** Start Available records **
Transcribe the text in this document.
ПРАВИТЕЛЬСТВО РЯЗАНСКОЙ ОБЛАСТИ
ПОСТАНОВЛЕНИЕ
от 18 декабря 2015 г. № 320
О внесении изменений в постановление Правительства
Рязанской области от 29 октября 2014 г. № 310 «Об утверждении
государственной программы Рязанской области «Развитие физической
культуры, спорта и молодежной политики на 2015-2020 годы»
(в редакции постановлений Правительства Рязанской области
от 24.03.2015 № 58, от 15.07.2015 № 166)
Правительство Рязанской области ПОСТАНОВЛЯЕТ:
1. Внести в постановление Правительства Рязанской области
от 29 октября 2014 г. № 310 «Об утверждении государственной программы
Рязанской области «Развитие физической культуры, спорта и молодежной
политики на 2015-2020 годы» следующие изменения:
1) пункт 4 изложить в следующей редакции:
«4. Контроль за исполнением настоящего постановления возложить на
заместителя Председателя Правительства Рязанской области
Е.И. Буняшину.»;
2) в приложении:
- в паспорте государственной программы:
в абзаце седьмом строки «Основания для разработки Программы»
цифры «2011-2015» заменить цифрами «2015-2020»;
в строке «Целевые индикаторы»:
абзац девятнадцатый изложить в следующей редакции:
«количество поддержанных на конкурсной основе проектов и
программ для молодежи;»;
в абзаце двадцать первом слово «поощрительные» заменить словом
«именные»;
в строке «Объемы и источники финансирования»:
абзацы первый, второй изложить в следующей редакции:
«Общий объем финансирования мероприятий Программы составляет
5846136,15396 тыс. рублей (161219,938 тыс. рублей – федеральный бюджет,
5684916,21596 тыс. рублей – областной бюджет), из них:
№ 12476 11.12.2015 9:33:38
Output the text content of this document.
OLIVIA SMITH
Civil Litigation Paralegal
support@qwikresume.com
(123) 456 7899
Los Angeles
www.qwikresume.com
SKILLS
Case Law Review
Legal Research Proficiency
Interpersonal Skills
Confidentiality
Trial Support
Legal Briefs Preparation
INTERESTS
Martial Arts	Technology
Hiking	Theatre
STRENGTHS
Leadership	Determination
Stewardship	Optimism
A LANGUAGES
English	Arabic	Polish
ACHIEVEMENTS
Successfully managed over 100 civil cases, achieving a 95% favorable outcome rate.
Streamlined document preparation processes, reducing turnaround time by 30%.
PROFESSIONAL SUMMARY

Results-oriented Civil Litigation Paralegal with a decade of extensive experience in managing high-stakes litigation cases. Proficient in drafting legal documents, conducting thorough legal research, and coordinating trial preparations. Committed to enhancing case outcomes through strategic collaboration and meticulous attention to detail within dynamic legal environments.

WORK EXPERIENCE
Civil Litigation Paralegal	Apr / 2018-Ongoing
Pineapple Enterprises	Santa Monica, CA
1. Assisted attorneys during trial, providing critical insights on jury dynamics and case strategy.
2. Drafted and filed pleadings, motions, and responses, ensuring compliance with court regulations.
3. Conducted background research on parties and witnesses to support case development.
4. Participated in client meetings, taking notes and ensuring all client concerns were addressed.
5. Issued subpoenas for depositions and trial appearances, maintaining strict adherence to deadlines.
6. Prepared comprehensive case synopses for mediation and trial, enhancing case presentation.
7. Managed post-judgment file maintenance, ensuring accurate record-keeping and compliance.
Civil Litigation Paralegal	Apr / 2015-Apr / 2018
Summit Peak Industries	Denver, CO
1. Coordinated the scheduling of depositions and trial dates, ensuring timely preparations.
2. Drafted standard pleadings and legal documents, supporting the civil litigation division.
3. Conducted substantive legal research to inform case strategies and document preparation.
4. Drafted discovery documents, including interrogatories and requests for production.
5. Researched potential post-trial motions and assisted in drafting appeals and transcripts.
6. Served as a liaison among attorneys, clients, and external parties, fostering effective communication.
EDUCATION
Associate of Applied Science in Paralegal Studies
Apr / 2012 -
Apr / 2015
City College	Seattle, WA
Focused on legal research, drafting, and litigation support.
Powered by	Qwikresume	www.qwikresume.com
** End Available records **
* [Task to carry out]: Write the material out again word for word.

* [Exercise result]:
Transcribe the text in this document.
ПРАВИТЕЛЬСТВО РЯЗАНСКОЙ ОБЛАСТИ
ПОСТАНОВЛЕНИЕ
от 18 декабря 2015 г. № 320
О внесении изменений в постановление Правительства
Рязанской области от 29 октября 2014 г. № 310 «Об утверждении
государственной программы Рязанской области «Развитие физической
культуры, спорта и молодежной политики на 2015-2020 годы»
(в редакции постановлений Правительства Рязанской области
от 24.03.2015 № 58, от 15.07.2015 № 166)
Правительство Рязанской области ПОСТАНОВЛЯЕТ:
1. Внести в постановление Правительства Рязанской области
от 29 октября 2014 г. № 310 «Об утверждении государственной программы
Рязанской области «Развитие физической культуры, спорта и молодежной
политики на 2015-2020 годы» следующие изменения:
1) пункт 4 изложить в следующей редакции:
«4. Контроль за исполнением настоящего постановления возложить на
заместителя Председателя Правительства Рязанской области
Е.И. Буняшину.»;
2) в приложении:
- в паспорте государственной программы:
в абзаце седьмом строки «Основания для разработки Программы»
цифры «2011-2015» заменить цифрами «2015-2020»;
в строке «Целевые индикаторы»:
абзац девятнадцатый изложить в следующей редакции:
«количество поддержанных на конкурсной основе проектов и
программ для молодежи;»;
в абзаце двадцать первом слово «поощрительные» заменить словом
«именные»;
в строке «Объемы и источники финансирования»:
абзацы первый, второй изложить в следующей редакции:
«Общий объем финансирования мероприятий Программы составляет
5846136,15396 тыс. рублей (161219,938 тыс. рублей – федеральный бюджет,
5684916,21596 тыс. рублей – областной бюджет), из них:
№ 12476 11.12.2015 9:33:38
Output the text content of this document.
OLIVIA SMITH
Civil Litigation Paralegal
support@qwikresume.com
(123) 456 7899
Los Angeles
www.qwikresume.com
SKILLS
Case Law Review
Legal Research Proficiency
Interpersonal Skills
Confidentiality
Trial Support
Legal Briefs Preparation
INTERESTS
Martial Arts	Technology
Hiking	Theatre
STRENGTHS
Leadership	Determination
Stewardship	Optimism
A LANGUAGES
English	Arabic	Polish
ACHIEVEMENTS
Successfully managed over 100 civil cases, achieving a 95% favorable outcome rate.
Streamlined document preparation processes, reducing turnaround time by 30%.
PROFESSIONAL SUMMARY

Results-oriented Civil Litigation Paralegal with a decade of extensive experience in managing high-stakes litigation cases. Proficient in drafting legal documents, conducting thorough legal research, and coordinating trial preparations. Committed to enhancing case outcomes through strategic collaboration and meticulous attention to detail within dynamic legal environments.

WORK EXPERIENCE
Civil Litigation Paralegal	Apr / 2018-Ongoing
Pineapple Enterprises	Santa Monica, CA
1. Assisted attorneys during trial, providing critical insights on jury dynamics and case strategy.
2. Drafted and filed pleadings, motions, and responses, ensuring compliance with court regulations.
3. Conducted background research on parties and witnesses to support case development.
4. Participated in client meetings, taking notes and ensuring all client concerns were addressed.
5. Issued subpoenas for depositions and trial appearances, maintaining strict adherence to deadlines.
6. Prepared comprehensive case synopses for mediation and trial, enhancing case presentation.
7. Managed post-judgment file maintenance, ensuring accurate record-keeping and compliance.
Civil Litigation Paralegal	Apr / 2015-Apr / 2018
Summit Peak Industries	Denver, CO
1. Coordinated the scheduling of depositions and trial dates, ensuring timely preparations.
2. Drafted standard pleadings and legal documents, supporting the civil litigation division.
3. Conducted substantive legal research to inform case strategies and document preparation.
4. Drafted discovery documents, including interrogatories and requests for production.
5. Researched potential post-trial motions and assisted in drafting appeals and transcripts.
6. Served as a liaison among attorneys, clients, and external parties, fostering effective communication.
EDUCATION
Associate of Applied Science in Paralegal Studies
Apr / 2012 -
Apr / 2015
City College	Seattle, WA
Focused on legal research, drafting, and litigation support.
Powered by	Qwikresume	www.qwikresume.com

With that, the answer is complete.